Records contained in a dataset
---

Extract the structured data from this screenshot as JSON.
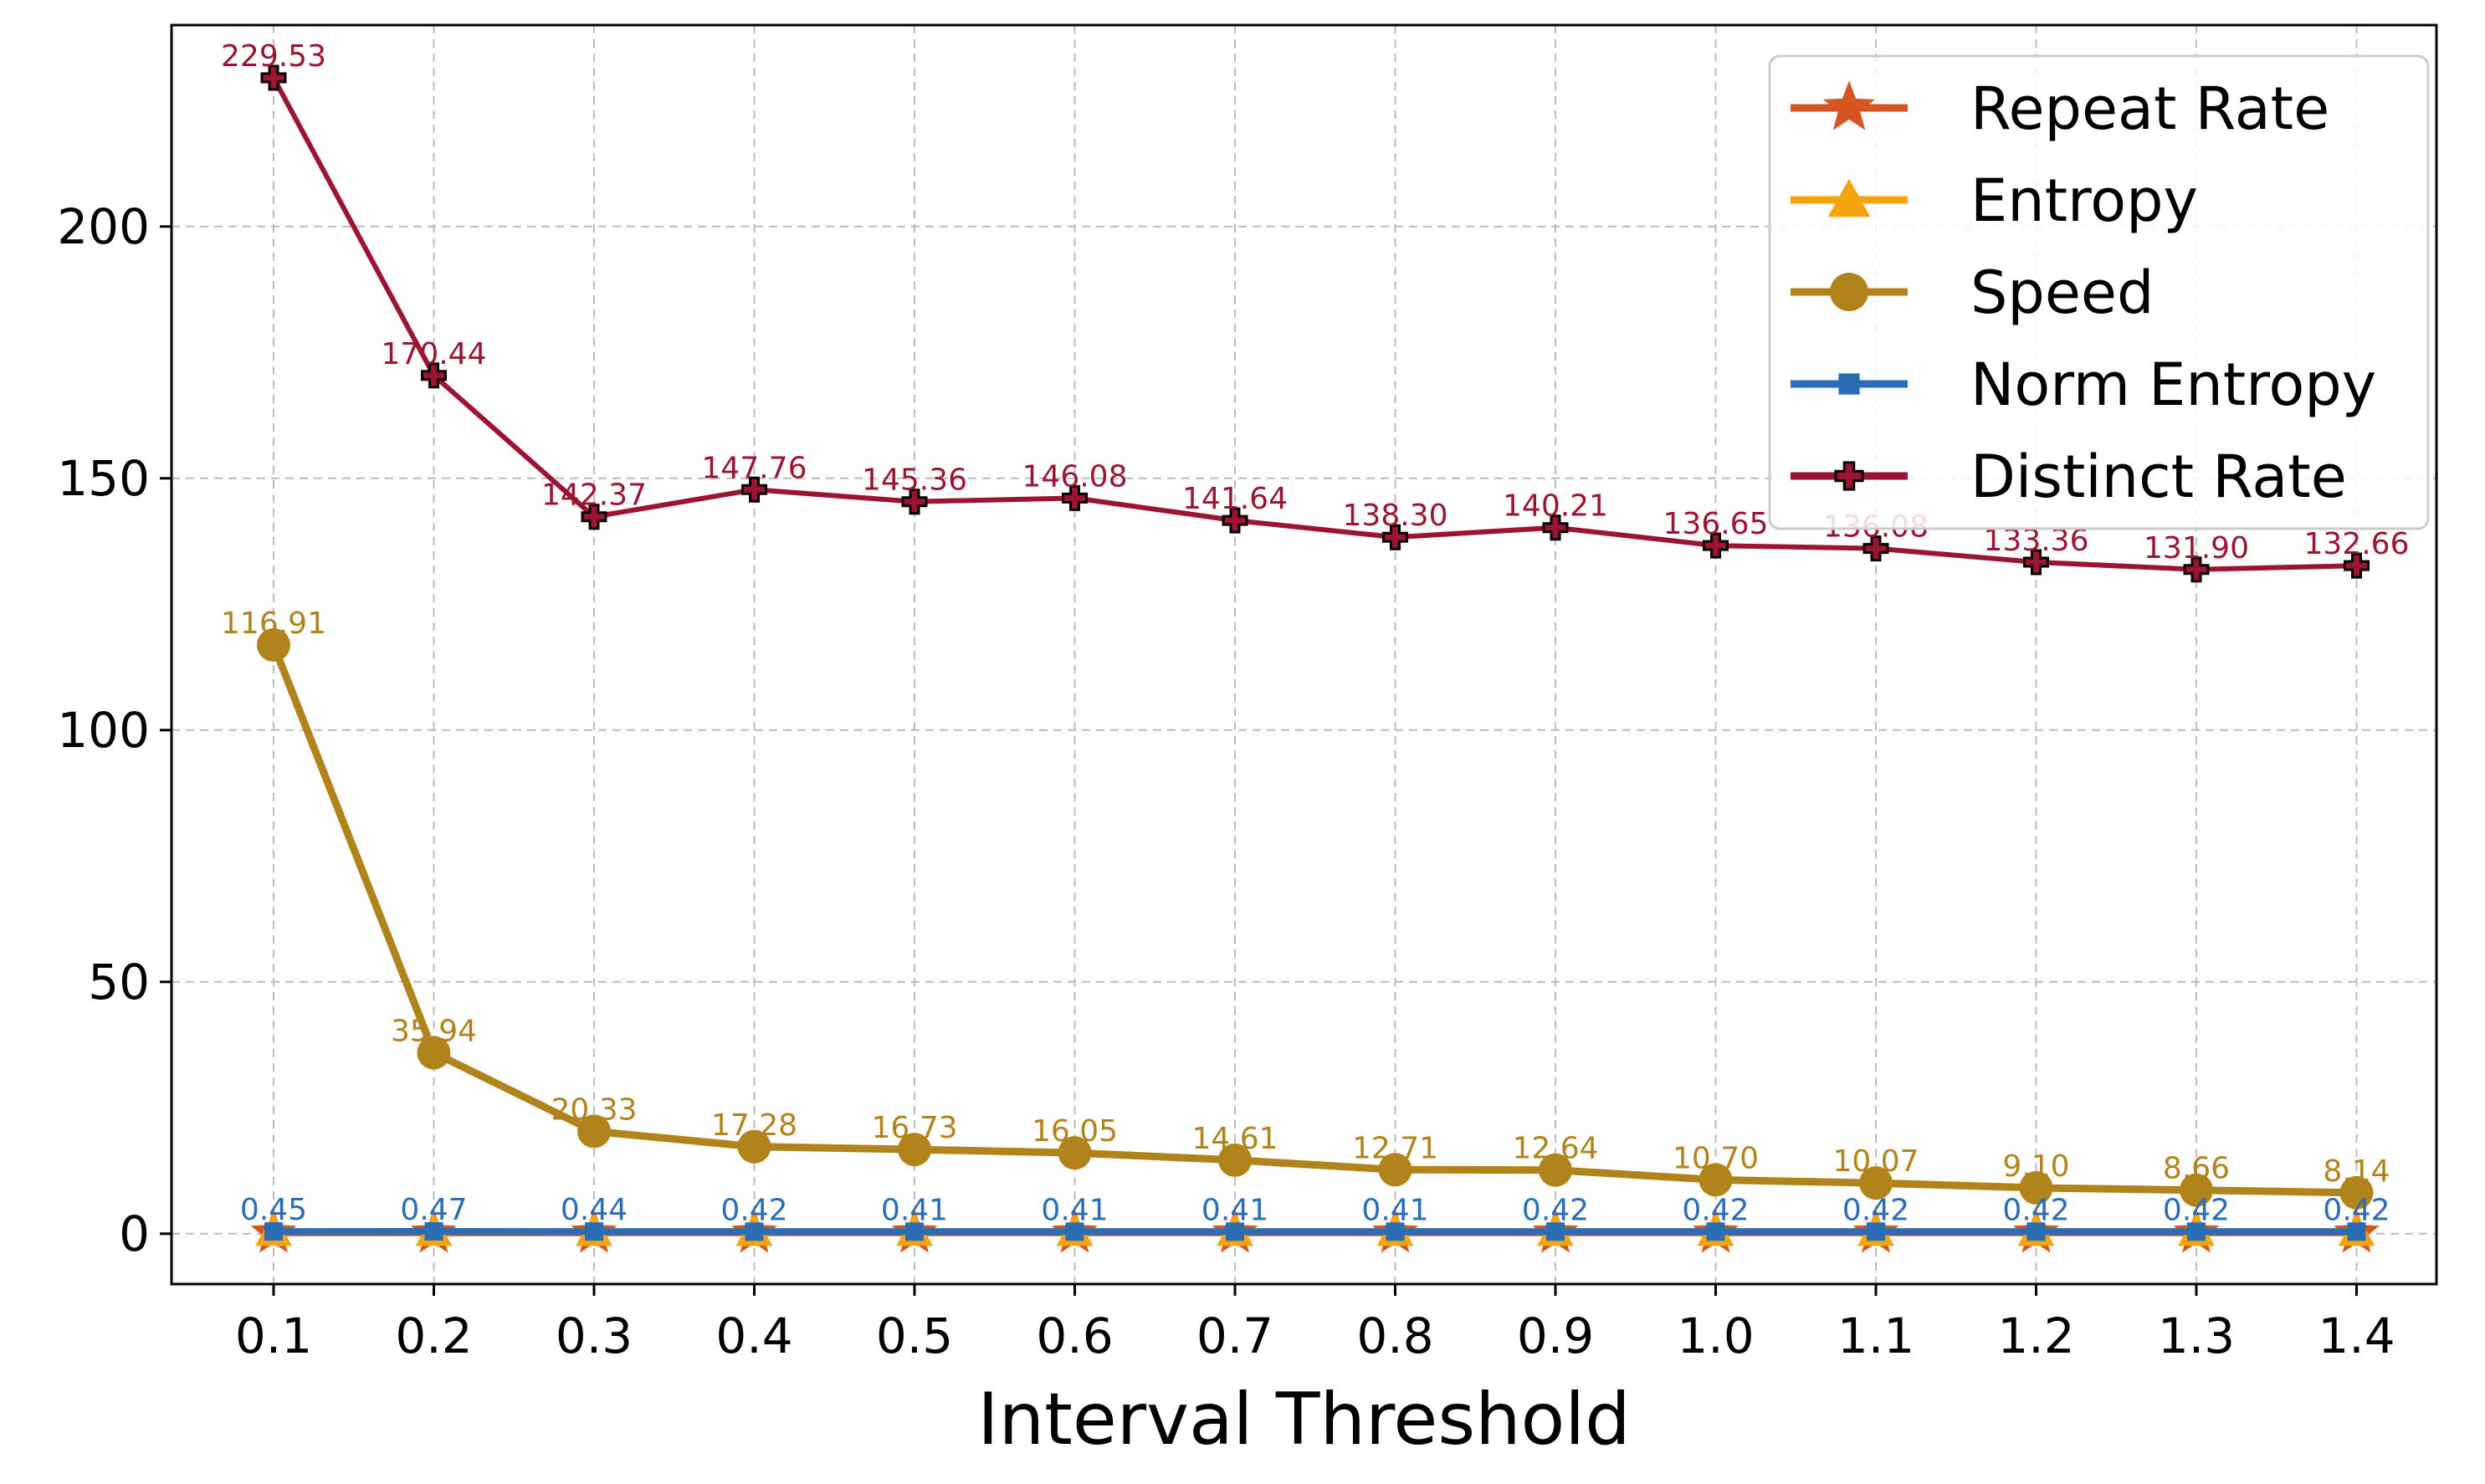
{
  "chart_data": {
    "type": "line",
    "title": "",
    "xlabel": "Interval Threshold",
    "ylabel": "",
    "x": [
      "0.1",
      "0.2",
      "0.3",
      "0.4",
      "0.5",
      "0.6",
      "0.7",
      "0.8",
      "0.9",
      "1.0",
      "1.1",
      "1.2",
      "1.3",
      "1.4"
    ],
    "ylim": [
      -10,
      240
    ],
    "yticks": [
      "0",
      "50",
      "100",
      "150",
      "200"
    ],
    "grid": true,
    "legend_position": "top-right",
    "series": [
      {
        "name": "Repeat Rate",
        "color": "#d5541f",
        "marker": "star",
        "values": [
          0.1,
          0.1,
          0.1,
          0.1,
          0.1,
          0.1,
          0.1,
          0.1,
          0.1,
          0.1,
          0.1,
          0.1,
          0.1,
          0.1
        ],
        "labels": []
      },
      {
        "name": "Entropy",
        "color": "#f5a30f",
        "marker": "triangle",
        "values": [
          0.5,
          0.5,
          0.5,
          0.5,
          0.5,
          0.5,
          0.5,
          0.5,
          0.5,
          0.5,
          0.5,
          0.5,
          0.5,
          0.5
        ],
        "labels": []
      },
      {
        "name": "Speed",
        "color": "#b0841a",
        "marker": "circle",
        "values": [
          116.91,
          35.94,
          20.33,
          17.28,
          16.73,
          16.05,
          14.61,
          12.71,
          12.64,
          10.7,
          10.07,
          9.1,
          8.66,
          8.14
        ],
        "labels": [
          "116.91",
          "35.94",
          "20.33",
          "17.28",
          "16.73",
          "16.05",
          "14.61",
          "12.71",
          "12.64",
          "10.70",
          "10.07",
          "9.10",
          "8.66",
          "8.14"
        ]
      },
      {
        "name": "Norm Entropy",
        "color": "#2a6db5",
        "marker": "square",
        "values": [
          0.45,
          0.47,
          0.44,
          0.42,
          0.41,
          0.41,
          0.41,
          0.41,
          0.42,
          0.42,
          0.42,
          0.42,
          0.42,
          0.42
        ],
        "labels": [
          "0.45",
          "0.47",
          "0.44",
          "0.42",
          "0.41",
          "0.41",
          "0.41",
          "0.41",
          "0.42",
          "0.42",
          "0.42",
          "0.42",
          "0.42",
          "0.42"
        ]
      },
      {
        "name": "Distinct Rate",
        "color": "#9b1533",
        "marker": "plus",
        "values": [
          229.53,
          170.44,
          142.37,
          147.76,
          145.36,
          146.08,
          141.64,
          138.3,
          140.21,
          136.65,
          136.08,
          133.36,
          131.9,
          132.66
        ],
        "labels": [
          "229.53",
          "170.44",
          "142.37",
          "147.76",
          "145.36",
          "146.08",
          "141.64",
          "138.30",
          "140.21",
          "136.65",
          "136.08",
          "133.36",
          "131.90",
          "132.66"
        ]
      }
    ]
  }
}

---

EXERCISE BRIEF
Output the material word for word, omitting its pictures.

EXPECTED ANSWER
Extract the structured data from this screenshot as JSON.
{
  "chart_data": {
    "type": "line",
    "title": "",
    "xlabel": "Interval Threshold",
    "ylabel": "",
    "x": [
      "0.1",
      "0.2",
      "0.3",
      "0.4",
      "0.5",
      "0.6",
      "0.7",
      "0.8",
      "0.9",
      "1.0",
      "1.1",
      "1.2",
      "1.3",
      "1.4"
    ],
    "ylim": [
      -10,
      240
    ],
    "yticks": [
      "0",
      "50",
      "100",
      "150",
      "200"
    ],
    "grid": true,
    "legend_position": "top-right",
    "series": [
      {
        "name": "Repeat Rate",
        "color": "#d5541f",
        "marker": "star",
        "values": [
          0.1,
          0.1,
          0.1,
          0.1,
          0.1,
          0.1,
          0.1,
          0.1,
          0.1,
          0.1,
          0.1,
          0.1,
          0.1,
          0.1
        ],
        "labels": []
      },
      {
        "name": "Entropy",
        "color": "#f5a30f",
        "marker": "triangle",
        "values": [
          0.5,
          0.5,
          0.5,
          0.5,
          0.5,
          0.5,
          0.5,
          0.5,
          0.5,
          0.5,
          0.5,
          0.5,
          0.5,
          0.5
        ],
        "labels": []
      },
      {
        "name": "Speed",
        "color": "#b0841a",
        "marker": "circle",
        "values": [
          116.91,
          35.94,
          20.33,
          17.28,
          16.73,
          16.05,
          14.61,
          12.71,
          12.64,
          10.7,
          10.07,
          9.1,
          8.66,
          8.14
        ],
        "labels": [
          "116.91",
          "35.94",
          "20.33",
          "17.28",
          "16.73",
          "16.05",
          "14.61",
          "12.71",
          "12.64",
          "10.70",
          "10.07",
          "9.10",
          "8.66",
          "8.14"
        ]
      },
      {
        "name": "Norm Entropy",
        "color": "#2a6db5",
        "marker": "square",
        "values": [
          0.45,
          0.47,
          0.44,
          0.42,
          0.41,
          0.41,
          0.41,
          0.41,
          0.42,
          0.42,
          0.42,
          0.42,
          0.42,
          0.42
        ],
        "labels": [
          "0.45",
          "0.47",
          "0.44",
          "0.42",
          "0.41",
          "0.41",
          "0.41",
          "0.41",
          "0.42",
          "0.42",
          "0.42",
          "0.42",
          "0.42",
          "0.42"
        ]
      },
      {
        "name": "Distinct Rate",
        "color": "#9b1533",
        "marker": "plus",
        "values": [
          229.53,
          170.44,
          142.37,
          147.76,
          145.36,
          146.08,
          141.64,
          138.3,
          140.21,
          136.65,
          136.08,
          133.36,
          131.9,
          132.66
        ],
        "labels": [
          "229.53",
          "170.44",
          "142.37",
          "147.76",
          "145.36",
          "146.08",
          "141.64",
          "138.30",
          "140.21",
          "136.65",
          "136.08",
          "133.36",
          "131.90",
          "132.66"
        ]
      }
    ]
  }
}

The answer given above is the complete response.